**Task requirements**
Images do not belong in the copy. Retype all the entries below exactly.

**Data rows**
__________

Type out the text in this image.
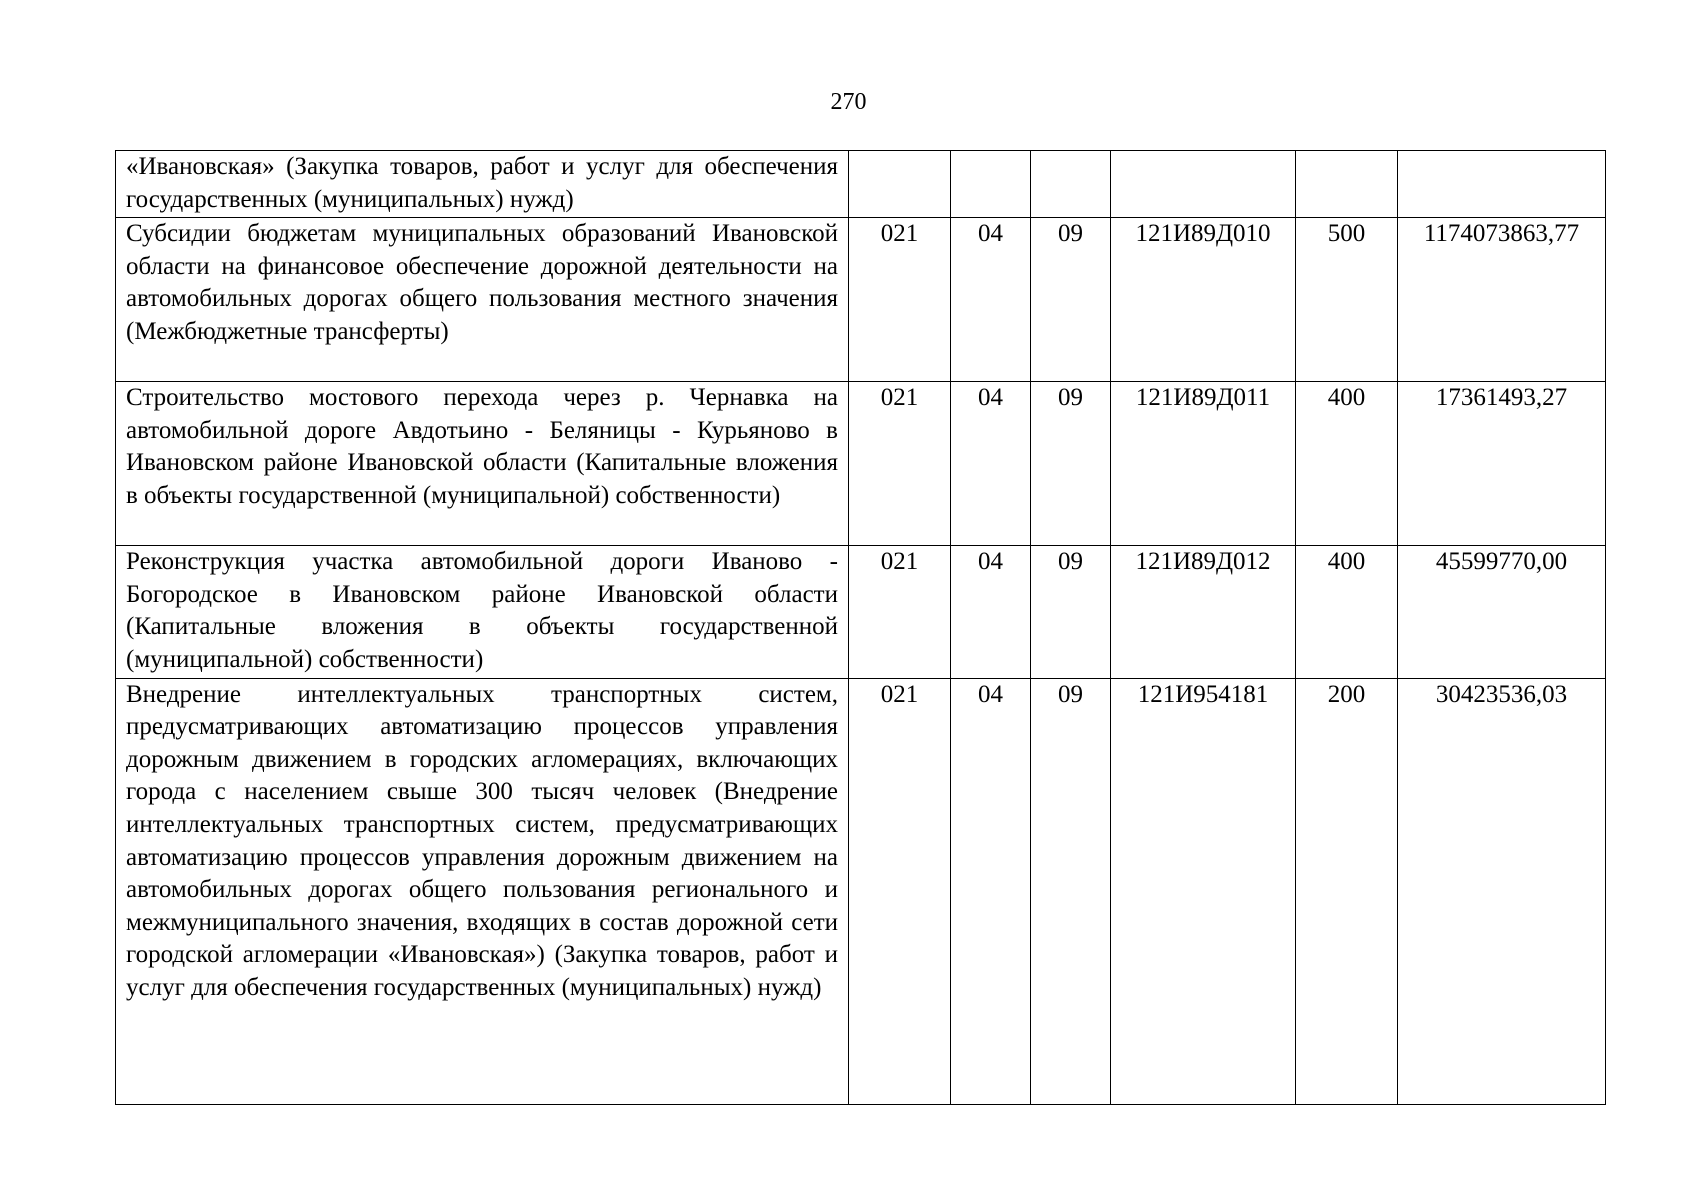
270
«Ивановская» (Закупка товаров, работ и услуг для обеспечения государственных (муниципальных) нужд)						
Субсидии бюджетам муниципальных образований Ивановской области на финансовое обеспечение дорожной деятельности на автомобильных дорогах общего пользования местного значения (Межбюджетные трансферты)	021	04	09	121И89Д010	500	1174073863,77
Строительство мостового перехода через р. Чернавка на автомобильной дороге Авдотьино - Беляницы - Курьяново в Ивановском районе Ивановской области (Капитальные вложения в объекты государственной (муниципальной) собственности)	021	04	09	121И89Д011	400	17361493,27
Реконструкция участка автомобильной дороги Иваново - Богородское в Ивановском районе Ивановской области (Капитальные вложения в объекты государственной (муниципальной) собственности)	021	04	09	121И89Д012	400	45599770,00
Внедрение интеллектуальных транспортных систем, предусматривающих автоматизацию процессов управления дорожным движением в городских агломерациях, включающих города с населением свыше 300 тысяч человек (Внедрение интеллектуальных транспортных систем, предусматривающих автоматизацию процессов управления дорожным движением на автомобильных дорогах общего пользования регионального и межмуниципального значения, входящих в состав дорожной сети городской агломерации «Ивановская») (Закупка товаров, работ и услуг для обеспечения государственных (муниципальных) нужд)	021	04	09	121И954181	200	30423536,03
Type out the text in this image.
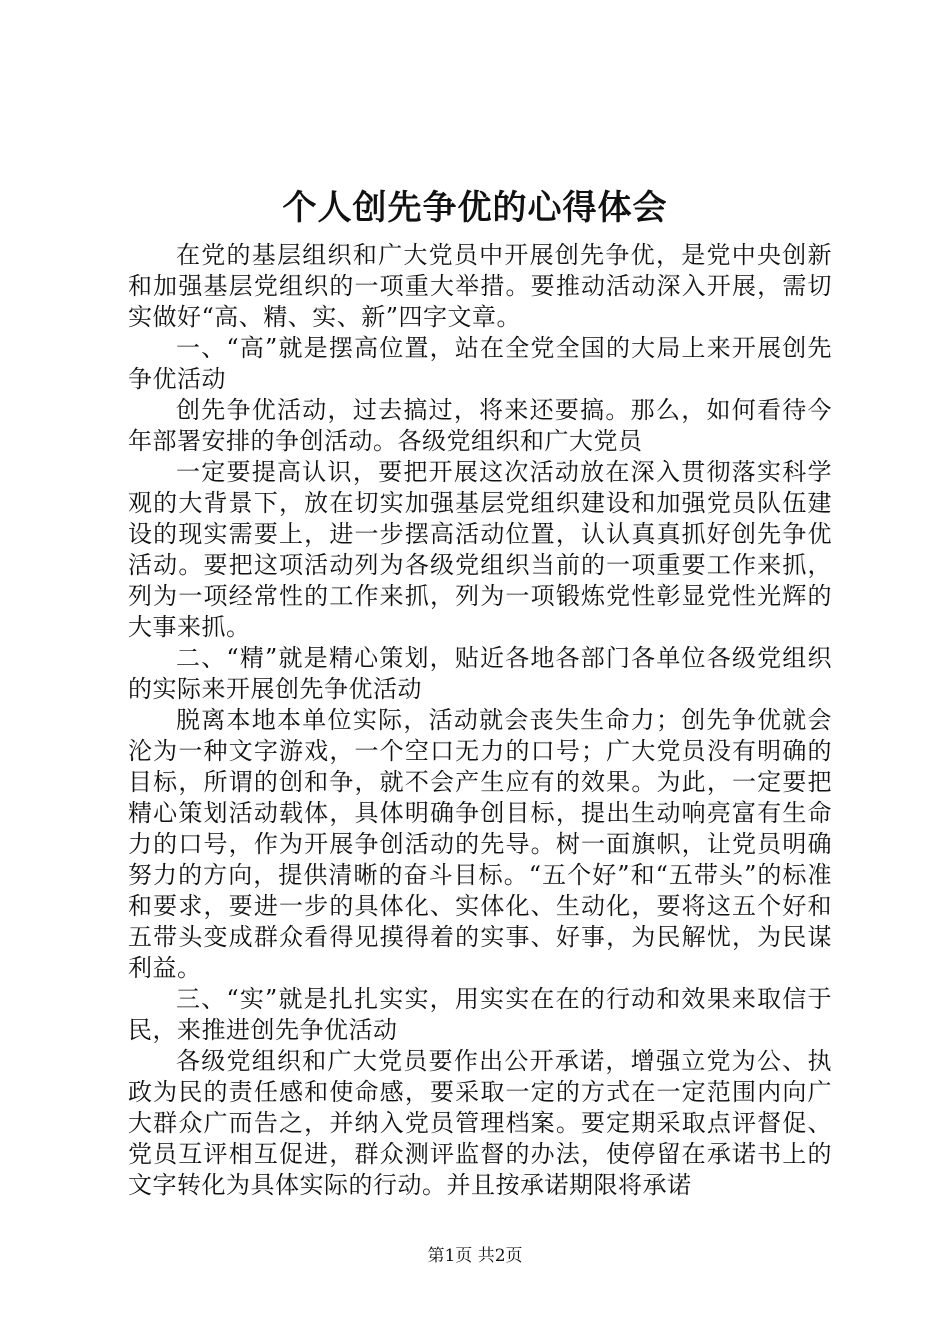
个人创先争优的心得体会

在党的基层组织和广大党员中开展创先争优，是党中央创新和加强基层党组织的一项重大举措。要推动活动深入开展，需切实做好“高、精、实、新”四字文章。

一、“高”就是摆高位置，站在全党全国的大局上来开展创先争优活动

创先争优活动，过去搞过，将来还要搞。那么，如何看待今年部署安排的争创活动。各级党组织和广大党员

一定要提高认识，要把开展这次活动放在深入贯彻落实科学观的大背景下，放在切实加强基层党组织建设和加强党员队伍建设的现实需要上，进一步摆高活动位置，认认真真抓好创先争优活动。要把这项活动列为各级党组织当前的一项重要工作来抓，列为一项经常性的工作来抓，列为一项锻炼党性彰显党性光辉的大事来抓。

二、“精”就是精心策划，贴近各地各部门各单位各级党组织的实际来开展创先争优活动

脱离本地本单位实际，活动就会丧失生命力；创先争优就会沦为一种文字游戏，一个空口无力的口号；广大党员没有明确的目标，所谓的创和争，就不会产生应有的效果。为此，一定要把精心策划活动载体，具体明确争创目标，提出生动响亮富有生命力的口号，作为开展争创活动的先导。树一面旗帜，让党员明确努力的方向，提供清晰的奋斗目标。“五个好”和“五带头”的标准和要求，要进一步的具体化、实体化、生动化，要将这五个好和五带头变成群众看得见摸得着的实事、好事，为民解忧，为民谋利益。

三、“实”就是扎扎实实，用实实在在的行动和效果来取信于民，来推进创先争优活动

各级党组织和广大党员要作出公开承诺，增强立党为公、执政为民的责任感和使命感，要采取一定的方式在一定范围内向广大群众广而告之，并纳入党员管理档案。要定期采取点评督促、党员互评相互促进，群众测评监督的办法，使停留在承诺书上的文字转化为具体实际的行动。并且按承诺期限将承诺

第1页 共2页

__________

**Worked answer**
Type out the text in this image.
270
«Ивановская» (Закупка товаров, работ и услуг для обеспечения государственных (муниципальных) нужд)						
Субсидии бюджетам муниципальных образований Ивановской области на финансовое обеспечение дорожной деятельности на автомобильных дорогах общего пользования местного значения (Межбюджетные трансферты)	021	04	09	121И89Д010	500	1174073863,77
Строительство мостового перехода через р. Чернавка на автомобильной дороге Авдотьино - Беляницы - Курьяново в Ивановском районе Ивановской области (Капитальные вложения в объекты государственной (муниципальной) собственности)	021	04	09	121И89Д011	400	17361493,27
Реконструкция участка автомобильной дороги Иваново - Богородское в Ивановском районе Ивановской области (Капитальные вложения в объекты государственной (муниципальной) собственности)	021	04	09	121И89Д012	400	45599770,00
Внедрение интеллектуальных транспортных систем, предусматривающих автоматизацию процессов управления дорожным движением в городских агломерациях, включающих города с населением свыше 300 тысяч человек (Внедрение интеллектуальных транспортных систем, предусматривающих автоматизацию процессов управления дорожным движением на автомобильных дорогах общего пользования регионального и межмуниципального значения, входящих в состав дорожной сети городской агломерации «Ивановская») (Закупка товаров, работ и услуг для обеспечения государственных (муниципальных) нужд)	021	04	09	121И954181	200	30423536,03
Type out the text in this image.
个人创先争优的心得体会

在党的基层组织和广大党员中开展创先争优，是党中央创新和加强基层党组织的一项重大举措。要推动活动深入开展，需切实做好“高、精、实、新”四字文章。

一、“高”就是摆高位置，站在全党全国的大局上来开展创先争优活动

创先争优活动，过去搞过，将来还要搞。那么，如何看待今年部署安排的争创活动。各级党组织和广大党员

一定要提高认识，要把开展这次活动放在深入贯彻落实科学观的大背景下，放在切实加强基层党组织建设和加强党员队伍建设的现实需要上，进一步摆高活动位置，认认真真抓好创先争优活动。要把这项活动列为各级党组织当前的一项重要工作来抓，列为一项经常性的工作来抓，列为一项锻炼党性彰显党性光辉的大事来抓。

二、“精”就是精心策划，贴近各地各部门各单位各级党组织的实际来开展创先争优活动

脱离本地本单位实际，活动就会丧失生命力；创先争优就会沦为一种文字游戏，一个空口无力的口号；广大党员没有明确的目标，所谓的创和争，就不会产生应有的效果。为此，一定要把精心策划活动载体，具体明确争创目标，提出生动响亮富有生命力的口号，作为开展争创活动的先导。树一面旗帜，让党员明确努力的方向，提供清晰的奋斗目标。“五个好”和“五带头”的标准和要求，要进一步的具体化、实体化、生动化，要将这五个好和五带头变成群众看得见摸得着的实事、好事，为民解忧，为民谋利益。

三、“实”就是扎扎实实，用实实在在的行动和效果来取信于民，来推进创先争优活动

各级党组织和广大党员要作出公开承诺，增强立党为公、执政为民的责任感和使命感，要采取一定的方式在一定范围内向广大群众广而告之，并纳入党员管理档案。要定期采取点评督促、党员互评相互促进，群众测评监督的办法，使停留在承诺书上的文字转化为具体实际的行动。并且按承诺期限将承诺

第1页 共2页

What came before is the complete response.